_Information provided_
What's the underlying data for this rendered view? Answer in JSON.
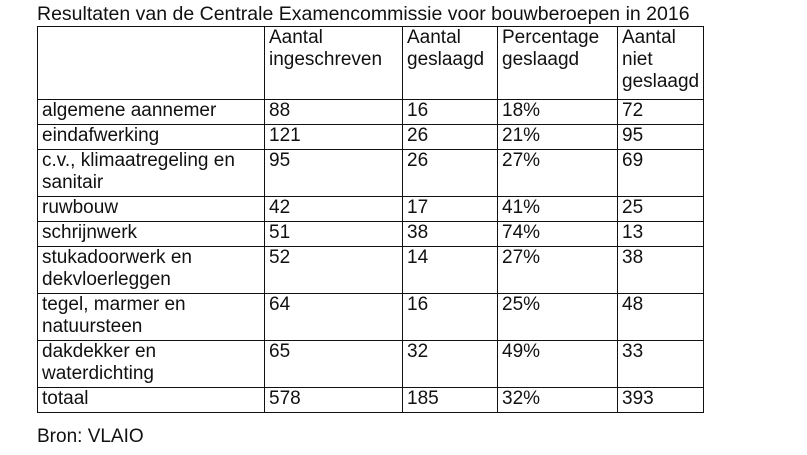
{
  "title": "Resultaten van de Centrale Examencommissie voor bouwberoepen in 2016",
  "table": {
    "headers": [
      [],
      [
        "Aantal",
        "ingeschreven"
      ],
      [
        "Aantal",
        "geslaagd"
      ],
      [
        "Percentage",
        "geslaagd"
      ],
      [
        "Aantal",
        "niet",
        "geslaagd"
      ]
    ],
    "rows": [
      {
        "cells": [
          [
            "algemene aannemer"
          ],
          [
            "88"
          ],
          [
            "16"
          ],
          [
            "18%"
          ],
          [
            "72"
          ]
        ]
      },
      {
        "cells": [
          [
            "eindafwerking"
          ],
          [
            "121"
          ],
          [
            "26"
          ],
          [
            "21%"
          ],
          [
            "95"
          ]
        ]
      },
      {
        "cells": [
          [
            "c.v., klimaatregeling en",
            "sanitair"
          ],
          [
            "95"
          ],
          [
            "26"
          ],
          [
            "27%"
          ],
          [
            "69"
          ]
        ]
      },
      {
        "cells": [
          [
            "ruwbouw"
          ],
          [
            "42"
          ],
          [
            "17"
          ],
          [
            "41%"
          ],
          [
            "25"
          ]
        ]
      },
      {
        "cells": [
          [
            "schrijnwerk"
          ],
          [
            "51"
          ],
          [
            "38"
          ],
          [
            "74%"
          ],
          [
            "13"
          ]
        ]
      },
      {
        "cells": [
          [
            "stukadoorwerk en",
            "dekvloerleggen"
          ],
          [
            "52"
          ],
          [
            "14"
          ],
          [
            "27%"
          ],
          [
            "38"
          ]
        ]
      },
      {
        "cells": [
          [
            "tegel, marmer en",
            "natuursteen"
          ],
          [
            "64"
          ],
          [
            "16"
          ],
          [
            "25%"
          ],
          [
            "48"
          ]
        ]
      },
      {
        "cells": [
          [
            "dakdekker en",
            "waterdichting"
          ],
          [
            "65"
          ],
          [
            "32"
          ],
          [
            "49%"
          ],
          [
            "33"
          ]
        ]
      },
      {
        "cells": [
          [
            "totaal"
          ],
          [
            "578"
          ],
          [
            "185"
          ],
          [
            "32%"
          ],
          [
            "393"
          ]
        ]
      }
    ]
  },
  "source": "Bron: VLAIO"
}
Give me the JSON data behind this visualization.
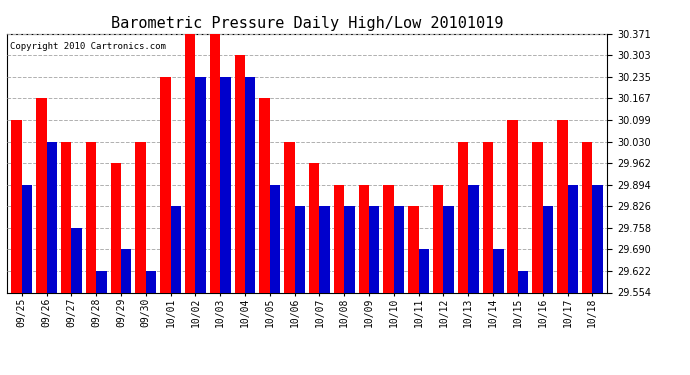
{
  "title": "Barometric Pressure Daily High/Low 20101019",
  "copyright": "Copyright 2010 Cartronics.com",
  "dates": [
    "09/25",
    "09/26",
    "09/27",
    "09/28",
    "09/29",
    "09/30",
    "10/01",
    "10/02",
    "10/03",
    "10/04",
    "10/05",
    "10/06",
    "10/07",
    "10/08",
    "10/09",
    "10/10",
    "10/11",
    "10/12",
    "10/13",
    "10/14",
    "10/15",
    "10/16",
    "10/17",
    "10/18"
  ],
  "highs": [
    30.099,
    30.167,
    30.03,
    30.03,
    29.962,
    30.03,
    30.235,
    30.371,
    30.371,
    30.303,
    30.167,
    30.03,
    29.962,
    29.894,
    29.894,
    29.894,
    29.826,
    29.894,
    30.03,
    30.03,
    30.099,
    30.03,
    30.099,
    30.03
  ],
  "lows": [
    29.894,
    30.03,
    29.758,
    29.622,
    29.69,
    29.622,
    29.826,
    30.235,
    30.235,
    30.235,
    29.894,
    29.826,
    29.826,
    29.826,
    29.826,
    29.826,
    29.69,
    29.826,
    29.894,
    29.69,
    29.622,
    29.826,
    29.894,
    29.894
  ],
  "high_color": "#ff0000",
  "low_color": "#0000cc",
  "bg_color": "#ffffff",
  "grid_color": "#b0b0b0",
  "ymin": 29.554,
  "ymax": 30.371,
  "yticks": [
    29.554,
    29.622,
    29.69,
    29.758,
    29.826,
    29.894,
    29.962,
    30.03,
    30.099,
    30.167,
    30.235,
    30.303,
    30.371
  ],
  "bar_width": 0.42,
  "title_fontsize": 11,
  "tick_fontsize": 7,
  "copyright_fontsize": 6.5
}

_Given problem_
Transcribe the records above exactly as they appear, leaving out any pictures.

_Final result_
What's the underlying data for this rendered view? Answer in JSON.
{
  "title": "Resultaten van de Centrale Examencommissie voor bouwberoepen in 2016",
  "table": {
    "headers": [
      [],
      [
        "Aantal",
        "ingeschreven"
      ],
      [
        "Aantal",
        "geslaagd"
      ],
      [
        "Percentage",
        "geslaagd"
      ],
      [
        "Aantal",
        "niet",
        "geslaagd"
      ]
    ],
    "rows": [
      {
        "cells": [
          [
            "algemene aannemer"
          ],
          [
            "88"
          ],
          [
            "16"
          ],
          [
            "18%"
          ],
          [
            "72"
          ]
        ]
      },
      {
        "cells": [
          [
            "eindafwerking"
          ],
          [
            "121"
          ],
          [
            "26"
          ],
          [
            "21%"
          ],
          [
            "95"
          ]
        ]
      },
      {
        "cells": [
          [
            "c.v., klimaatregeling en",
            "sanitair"
          ],
          [
            "95"
          ],
          [
            "26"
          ],
          [
            "27%"
          ],
          [
            "69"
          ]
        ]
      },
      {
        "cells": [
          [
            "ruwbouw"
          ],
          [
            "42"
          ],
          [
            "17"
          ],
          [
            "41%"
          ],
          [
            "25"
          ]
        ]
      },
      {
        "cells": [
          [
            "schrijnwerk"
          ],
          [
            "51"
          ],
          [
            "38"
          ],
          [
            "74%"
          ],
          [
            "13"
          ]
        ]
      },
      {
        "cells": [
          [
            "stukadoorwerk en",
            "dekvloerleggen"
          ],
          [
            "52"
          ],
          [
            "14"
          ],
          [
            "27%"
          ],
          [
            "38"
          ]
        ]
      },
      {
        "cells": [
          [
            "tegel, marmer en",
            "natuursteen"
          ],
          [
            "64"
          ],
          [
            "16"
          ],
          [
            "25%"
          ],
          [
            "48"
          ]
        ]
      },
      {
        "cells": [
          [
            "dakdekker en",
            "waterdichting"
          ],
          [
            "65"
          ],
          [
            "32"
          ],
          [
            "49%"
          ],
          [
            "33"
          ]
        ]
      },
      {
        "cells": [
          [
            "totaal"
          ],
          [
            "578"
          ],
          [
            "185"
          ],
          [
            "32%"
          ],
          [
            "393"
          ]
        ]
      }
    ]
  },
  "source": "Bron: VLAIO"
}
Give me the JSON data behind this visualization.
{
  "title": "Barometric Pressure Daily High/Low 20101019",
  "copyright": "Copyright 2010 Cartronics.com",
  "dates": [
    "09/25",
    "09/26",
    "09/27",
    "09/28",
    "09/29",
    "09/30",
    "10/01",
    "10/02",
    "10/03",
    "10/04",
    "10/05",
    "10/06",
    "10/07",
    "10/08",
    "10/09",
    "10/10",
    "10/11",
    "10/12",
    "10/13",
    "10/14",
    "10/15",
    "10/16",
    "10/17",
    "10/18"
  ],
  "highs": [
    30.099,
    30.167,
    30.03,
    30.03,
    29.962,
    30.03,
    30.235,
    30.371,
    30.371,
    30.303,
    30.167,
    30.03,
    29.962,
    29.894,
    29.894,
    29.894,
    29.826,
    29.894,
    30.03,
    30.03,
    30.099,
    30.03,
    30.099,
    30.03
  ],
  "lows": [
    29.894,
    30.03,
    29.758,
    29.622,
    29.69,
    29.622,
    29.826,
    30.235,
    30.235,
    30.235,
    29.894,
    29.826,
    29.826,
    29.826,
    29.826,
    29.826,
    29.69,
    29.826,
    29.894,
    29.69,
    29.622,
    29.826,
    29.894,
    29.894
  ],
  "high_color": "#ff0000",
  "low_color": "#0000cc",
  "bg_color": "#ffffff",
  "grid_color": "#b0b0b0",
  "ymin": 29.554,
  "ymax": 30.371,
  "yticks": [
    29.554,
    29.622,
    29.69,
    29.758,
    29.826,
    29.894,
    29.962,
    30.03,
    30.099,
    30.167,
    30.235,
    30.303,
    30.371
  ],
  "bar_width": 0.42,
  "title_fontsize": 11,
  "tick_fontsize": 7,
  "copyright_fontsize": 6.5
}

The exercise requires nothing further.